Written exercise:
Write out the material below again, unchanged.

--------------------------------------------------

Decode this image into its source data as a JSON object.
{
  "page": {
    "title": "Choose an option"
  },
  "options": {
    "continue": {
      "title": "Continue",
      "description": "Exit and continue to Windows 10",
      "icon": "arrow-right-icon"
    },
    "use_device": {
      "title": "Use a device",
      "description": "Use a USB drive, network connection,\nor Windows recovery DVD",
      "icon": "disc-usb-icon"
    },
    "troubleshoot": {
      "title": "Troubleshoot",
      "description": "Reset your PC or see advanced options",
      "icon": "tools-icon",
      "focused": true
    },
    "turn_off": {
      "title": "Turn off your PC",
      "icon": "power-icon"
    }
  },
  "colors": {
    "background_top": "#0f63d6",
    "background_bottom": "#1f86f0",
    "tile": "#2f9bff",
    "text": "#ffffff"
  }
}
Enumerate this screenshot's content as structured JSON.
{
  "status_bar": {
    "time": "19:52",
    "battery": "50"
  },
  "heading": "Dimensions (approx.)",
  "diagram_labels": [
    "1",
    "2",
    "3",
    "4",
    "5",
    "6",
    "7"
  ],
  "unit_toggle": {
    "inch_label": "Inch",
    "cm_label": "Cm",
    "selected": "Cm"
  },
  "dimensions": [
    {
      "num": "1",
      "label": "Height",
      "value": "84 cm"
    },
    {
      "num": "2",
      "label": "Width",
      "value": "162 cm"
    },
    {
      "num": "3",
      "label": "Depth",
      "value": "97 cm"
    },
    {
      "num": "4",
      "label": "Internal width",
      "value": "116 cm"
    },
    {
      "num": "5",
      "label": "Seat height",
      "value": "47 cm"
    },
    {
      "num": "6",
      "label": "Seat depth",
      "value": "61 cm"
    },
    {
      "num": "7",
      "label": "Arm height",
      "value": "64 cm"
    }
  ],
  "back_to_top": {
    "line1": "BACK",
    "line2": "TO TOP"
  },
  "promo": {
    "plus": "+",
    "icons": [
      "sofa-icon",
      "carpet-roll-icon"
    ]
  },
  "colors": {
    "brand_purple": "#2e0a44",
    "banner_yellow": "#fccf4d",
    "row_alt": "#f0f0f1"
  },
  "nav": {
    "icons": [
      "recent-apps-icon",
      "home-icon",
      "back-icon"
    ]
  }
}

--------------------------------------------------

Answer to the exercise:
Decode this image into its source data as a JSON object.
{
  "page": {
    "title": "Choose an option"
  },
  "options": {
    "continue": {
      "title": "Continue",
      "description": "Exit and continue to Windows 10",
      "icon": "arrow-right-icon"
    },
    "use_device": {
      "title": "Use a device",
      "description": "Use a USB drive, network connection,\nor Windows recovery DVD",
      "icon": "disc-usb-icon"
    },
    "troubleshoot": {
      "title": "Troubleshoot",
      "description": "Reset your PC or see advanced options",
      "icon": "tools-icon",
      "focused": true
    },
    "turn_off": {
      "title": "Turn off your PC",
      "icon": "power-icon"
    }
  },
  "colors": {
    "background_top": "#0f63d6",
    "background_bottom": "#1f86f0",
    "tile": "#2f9bff",
    "text": "#ffffff"
  }
}
Enumerate this screenshot's content as structured JSON.
{
  "status_bar": {
    "time": "19:52",
    "battery": "50"
  },
  "heading": "Dimensions (approx.)",
  "diagram_labels": [
    "1",
    "2",
    "3",
    "4",
    "5",
    "6",
    "7"
  ],
  "unit_toggle": {
    "inch_label": "Inch",
    "cm_label": "Cm",
    "selected": "Cm"
  },
  "dimensions": [
    {
      "num": "1",
      "label": "Height",
      "value": "84 cm"
    },
    {
      "num": "2",
      "label": "Width",
      "value": "162 cm"
    },
    {
      "num": "3",
      "label": "Depth",
      "value": "97 cm"
    },
    {
      "num": "4",
      "label": "Internal width",
      "value": "116 cm"
    },
    {
      "num": "5",
      "label": "Seat height",
      "value": "47 cm"
    },
    {
      "num": "6",
      "label": "Seat depth",
      "value": "61 cm"
    },
    {
      "num": "7",
      "label": "Arm height",
      "value": "64 cm"
    }
  ],
  "back_to_top": {
    "line1": "BACK",
    "line2": "TO TOP"
  },
  "promo": {
    "plus": "+",
    "icons": [
      "sofa-icon",
      "carpet-roll-icon"
    ]
  },
  "colors": {
    "brand_purple": "#2e0a44",
    "banner_yellow": "#fccf4d",
    "row_alt": "#f0f0f1"
  },
  "nav": {
    "icons": [
      "recent-apps-icon",
      "home-icon",
      "back-icon"
    ]
  }
}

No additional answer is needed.